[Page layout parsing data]

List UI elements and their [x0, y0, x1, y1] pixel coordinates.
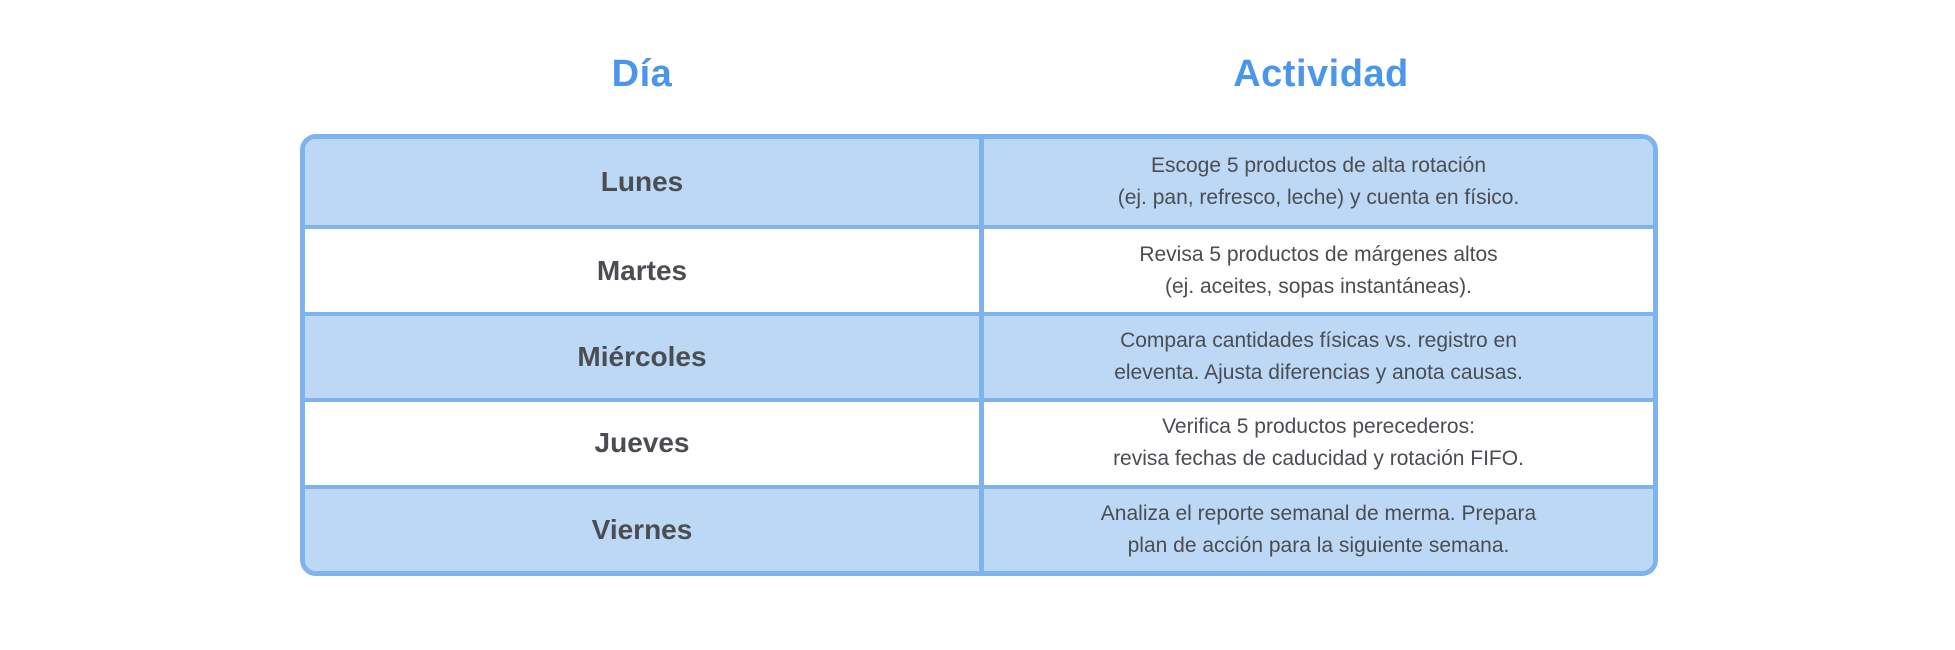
table-row-lunes: Lunes Escoge 5 productos de alta rotació…: [305, 139, 1653, 226]
day-cell: Martes: [305, 229, 984, 312]
day-cell: Viernes: [305, 488, 984, 571]
activity-line: Analiza el reporte semanal de merma. Pre…: [1100, 501, 1537, 525]
activity-line: (ej. aceites, sopas instantáneas).: [1164, 274, 1472, 298]
activity-cell: Compara cantidades físicas vs. registro …: [984, 316, 1653, 398]
day-cell: Jueves: [305, 402, 984, 485]
table-row-viernes: Viernes Analiza el reporte semanal de me…: [305, 484, 1653, 571]
activity-line: plan de acción para la siguiente semana.: [1127, 533, 1510, 557]
table-row-martes: Martes Revisa 5 productos de márgenes al…: [305, 225, 1653, 312]
activity-column-header: Actividad: [1233, 52, 1409, 95]
activity-cell: Analiza el reporte semanal de merma. Pre…: [984, 489, 1653, 571]
activity-line: Revisa 5 productos de márgenes altos: [1139, 242, 1498, 266]
table-row-miercoles: Miércoles Compara cantidades físicas vs.…: [305, 311, 1653, 399]
activity-line: eleventa. Ajusta diferencias y anota cau…: [1114, 360, 1523, 384]
weekly-schedule-table: Lunes Escoge 5 productos de alta rotació…: [300, 134, 1658, 576]
activity-line: revisa fechas de caducidad y rotación FI…: [1113, 447, 1524, 471]
activity-cell: Verifica 5 productos perecederos: revisa…: [984, 402, 1653, 484]
activity-cell: Revisa 5 productos de márgenes altos (ej…: [984, 229, 1653, 311]
day-cell: Lunes: [305, 139, 984, 226]
activity-line: (ej. pan, refresco, leche) y cuenta en f…: [1117, 186, 1520, 210]
activity-line: Escoge 5 productos de alta rotación: [1150, 154, 1487, 178]
day-cell: Miércoles: [305, 315, 984, 399]
day-column-header: Día: [611, 52, 673, 95]
activity-cell: Escoge 5 productos de alta rotación (ej.…: [984, 139, 1653, 225]
table-row-jueves: Jueves Verifica 5 productos perecederos:…: [305, 398, 1653, 485]
activity-line: Verifica 5 productos perecederos:: [1162, 415, 1475, 439]
activity-line: Compara cantidades físicas vs. registro …: [1120, 328, 1517, 352]
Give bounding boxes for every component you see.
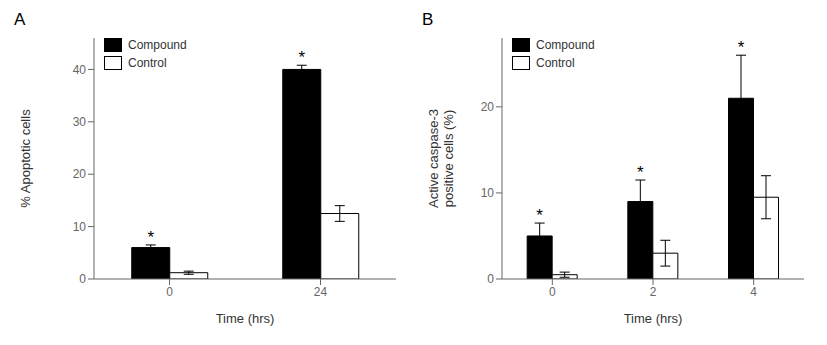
svg-text:40: 40 — [73, 63, 87, 77]
svg-text:0: 0 — [549, 285, 556, 299]
svg-text:24: 24 — [314, 285, 328, 299]
svg-text:Time (hrs): Time (hrs) — [624, 311, 683, 326]
svg-text:30: 30 — [73, 115, 87, 129]
svg-text:10: 10 — [73, 220, 87, 234]
html-text:Control: Control — [536, 56, 575, 70]
svg-text:20: 20 — [73, 167, 87, 181]
svg-text:*: * — [637, 163, 644, 182]
html-text:Control: Control — [128, 56, 167, 70]
svg-text:*: * — [147, 228, 154, 247]
svg-text:Time (hrs): Time (hrs) — [216, 311, 275, 326]
svg-text:0: 0 — [487, 272, 494, 286]
svg-text:% Apoptotic cells: % Apoptotic cells — [18, 109, 33, 208]
html-text:A: A — [14, 10, 26, 29]
svg-text:0: 0 — [79, 272, 86, 286]
svg-text:positive cells (%): positive cells (%) — [441, 110, 456, 208]
svg-text:2: 2 — [650, 285, 657, 299]
svg-text:*: * — [738, 38, 745, 57]
html-text:B: B — [422, 10, 434, 29]
svg-text:Active caspase-3: Active caspase-3 — [426, 109, 441, 208]
html-text:Compound: Compound — [536, 38, 595, 52]
svg-text:*: * — [536, 206, 543, 225]
svg-text:0: 0 — [166, 285, 173, 299]
svg-text:20: 20 — [481, 100, 495, 114]
html-text:Compound: Compound — [128, 38, 187, 52]
svg-text:*: * — [298, 48, 305, 67]
svg-text:10: 10 — [481, 186, 495, 200]
svg-text:4: 4 — [750, 285, 757, 299]
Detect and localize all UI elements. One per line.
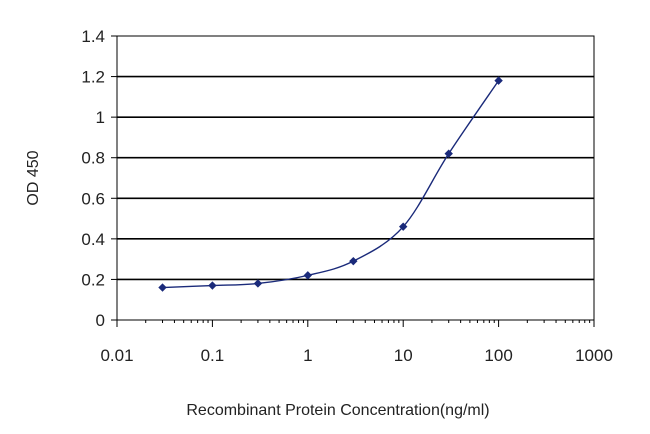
data-point xyxy=(349,256,358,266)
x-tick-label: 0.01 xyxy=(100,346,133,365)
x-axis-title: Recombinant Protein Concentration(ng/ml) xyxy=(186,402,489,419)
x-tick-label: 10 xyxy=(394,346,413,365)
data-point xyxy=(208,281,217,290)
data-point xyxy=(158,283,167,292)
data-point xyxy=(494,76,503,85)
y-tick-label: 1.4 xyxy=(81,27,105,46)
y-tick-label: 0.2 xyxy=(81,270,105,289)
x-tick-label: 100 xyxy=(484,346,512,365)
x-axis: 0.01 0.1 1 10 100 1000 xyxy=(100,320,613,365)
series-line xyxy=(162,80,500,289)
x-tick-label: 1000 xyxy=(575,346,613,365)
y-tick-label: 0.6 xyxy=(81,189,105,208)
data-point xyxy=(399,222,408,231)
x-tick-label: 1 xyxy=(303,346,312,365)
y-tick-label: 0.4 xyxy=(81,230,105,249)
data-point xyxy=(253,279,263,288)
y-axis-title: OD 450 xyxy=(25,150,42,205)
y-tick-label: 0 xyxy=(96,311,105,330)
data-point xyxy=(444,149,453,158)
data-points xyxy=(158,76,503,292)
plot-frame xyxy=(116,35,595,321)
y-tick-label: 0.8 xyxy=(81,149,105,168)
y-axis: 0 0.2 0.4 0.6 0.8 1 1.2 1.4 xyxy=(81,27,117,330)
x-tick-label: 0.1 xyxy=(201,346,225,365)
grid-layer xyxy=(117,75,594,281)
data-point xyxy=(303,271,312,280)
y-tick-label: 1.2 xyxy=(81,68,105,87)
y-tick-label: 1 xyxy=(96,108,105,127)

# Task brief:
Output every entry above exactly, minus the pictures.

# Solution to the exercise:
List UI elements and their [x0, y0, x1, y1] pixel coordinates.
table-row-lunes: Lunes Escoge 5 productos de alta rotació…: [305, 139, 1653, 226]
day-cell: Martes: [305, 229, 984, 312]
day-cell: Viernes: [305, 488, 984, 571]
activity-line: Analiza el reporte semanal de merma. Pre…: [1100, 501, 1537, 525]
activity-line: (ej. aceites, sopas instantáneas).: [1164, 274, 1472, 298]
activity-cell: Compara cantidades físicas vs. registro …: [984, 316, 1653, 398]
day-cell: Jueves: [305, 402, 984, 485]
table-row-viernes: Viernes Analiza el reporte semanal de me…: [305, 484, 1653, 571]
activity-line: plan de acción para la siguiente semana.: [1127, 533, 1510, 557]
table-row-martes: Martes Revisa 5 productos de márgenes al…: [305, 225, 1653, 312]
activity-column-header: Actividad: [1233, 52, 1409, 95]
activity-cell: Analiza el reporte semanal de merma. Pre…: [984, 489, 1653, 571]
activity-line: Revisa 5 productos de márgenes altos: [1139, 242, 1498, 266]
table-row-miercoles: Miércoles Compara cantidades físicas vs.…: [305, 311, 1653, 399]
activity-line: eleventa. Ajusta diferencias y anota cau…: [1114, 360, 1523, 384]
weekly-schedule-table: Lunes Escoge 5 productos de alta rotació…: [300, 134, 1658, 576]
activity-line: revisa fechas de caducidad y rotación FI…: [1113, 447, 1524, 471]
activity-cell: Verifica 5 productos perecederos: revisa…: [984, 402, 1653, 484]
activity-cell: Revisa 5 productos de márgenes altos (ej…: [984, 229, 1653, 311]
day-cell: Lunes: [305, 139, 984, 226]
activity-line: (ej. pan, refresco, leche) y cuenta en f…: [1117, 186, 1520, 210]
activity-line: Escoge 5 productos de alta rotación: [1150, 154, 1487, 178]
day-cell: Miércoles: [305, 315, 984, 399]
day-column-header: Día: [611, 52, 673, 95]
activity-cell: Escoge 5 productos de alta rotación (ej.…: [984, 139, 1653, 225]
table-row-jueves: Jueves Verifica 5 productos perecederos:…: [305, 398, 1653, 485]
activity-line: Verifica 5 productos perecederos:: [1162, 415, 1475, 439]
activity-line: Compara cantidades físicas vs. registro …: [1120, 328, 1517, 352]
Give bounding boxes for every component you see.
svg-text:40: 40 — [73, 63, 87, 77]
svg-text:0: 0 — [549, 285, 556, 299]
svg-text:24: 24 — [314, 285, 328, 299]
svg-text:Time (hrs): Time (hrs) — [624, 311, 683, 326]
svg-text:30: 30 — [73, 115, 87, 129]
svg-text:10: 10 — [73, 220, 87, 234]
html-text:Control: Control — [536, 56, 575, 70]
svg-text:20: 20 — [73, 167, 87, 181]
svg-text:*: * — [637, 163, 644, 182]
html-text:Control: Control — [128, 56, 167, 70]
svg-text:*: * — [147, 228, 154, 247]
svg-text:Time (hrs): Time (hrs) — [216, 311, 275, 326]
svg-text:0: 0 — [487, 272, 494, 286]
svg-text:% Apoptotic cells: % Apoptotic cells — [18, 109, 33, 208]
html-text:A: A — [14, 10, 26, 29]
svg-text:0: 0 — [79, 272, 86, 286]
svg-text:positive cells (%): positive cells (%) — [441, 110, 456, 208]
svg-text:2: 2 — [650, 285, 657, 299]
svg-text:*: * — [738, 38, 745, 57]
html-text:B: B — [422, 10, 434, 29]
svg-text:Active caspase-3: Active caspase-3 — [426, 109, 441, 208]
html-text:Compound: Compound — [536, 38, 595, 52]
svg-text:*: * — [536, 206, 543, 225]
svg-text:0: 0 — [166, 285, 173, 299]
svg-text:20: 20 — [481, 100, 495, 114]
html-text:Compound: Compound — [128, 38, 187, 52]
svg-text:*: * — [298, 48, 305, 67]
svg-text:10: 10 — [481, 186, 495, 200]
svg-text:4: 4 — [750, 285, 757, 299]
Detect and localize all UI elements. One per line.
data-point xyxy=(349,256,358,266)
x-tick-label: 0.01 xyxy=(100,346,133,365)
x-axis-title: Recombinant Protein Concentration(ng/ml) xyxy=(186,402,489,419)
x-tick-label: 10 xyxy=(394,346,413,365)
data-point xyxy=(208,281,217,290)
data-point xyxy=(158,283,167,292)
data-point xyxy=(494,76,503,85)
y-tick-label: 1.4 xyxy=(81,27,105,46)
y-tick-label: 0.2 xyxy=(81,270,105,289)
x-tick-label: 100 xyxy=(484,346,512,365)
x-axis: 0.01 0.1 1 10 100 1000 xyxy=(100,320,613,365)
series-line xyxy=(162,80,500,289)
x-tick-label: 1000 xyxy=(575,346,613,365)
y-tick-label: 0.6 xyxy=(81,189,105,208)
data-point xyxy=(399,222,408,231)
x-tick-label: 1 xyxy=(303,346,312,365)
y-tick-label: 0.4 xyxy=(81,230,105,249)
data-point xyxy=(253,279,263,288)
y-axis-title: OD 450 xyxy=(25,150,42,205)
y-tick-label: 0 xyxy=(96,311,105,330)
data-point xyxy=(444,149,453,158)
data-points xyxy=(158,76,503,292)
plot-frame xyxy=(116,35,595,321)
y-tick-label: 0.8 xyxy=(81,149,105,168)
y-axis: 0 0.2 0.4 0.6 0.8 1 1.2 1.4 xyxy=(81,27,117,330)
x-tick-label: 0.1 xyxy=(201,346,225,365)
grid-layer xyxy=(117,75,594,281)
data-point xyxy=(303,271,312,280)
y-tick-label: 1.2 xyxy=(81,68,105,87)
y-tick-label: 1 xyxy=(96,108,105,127)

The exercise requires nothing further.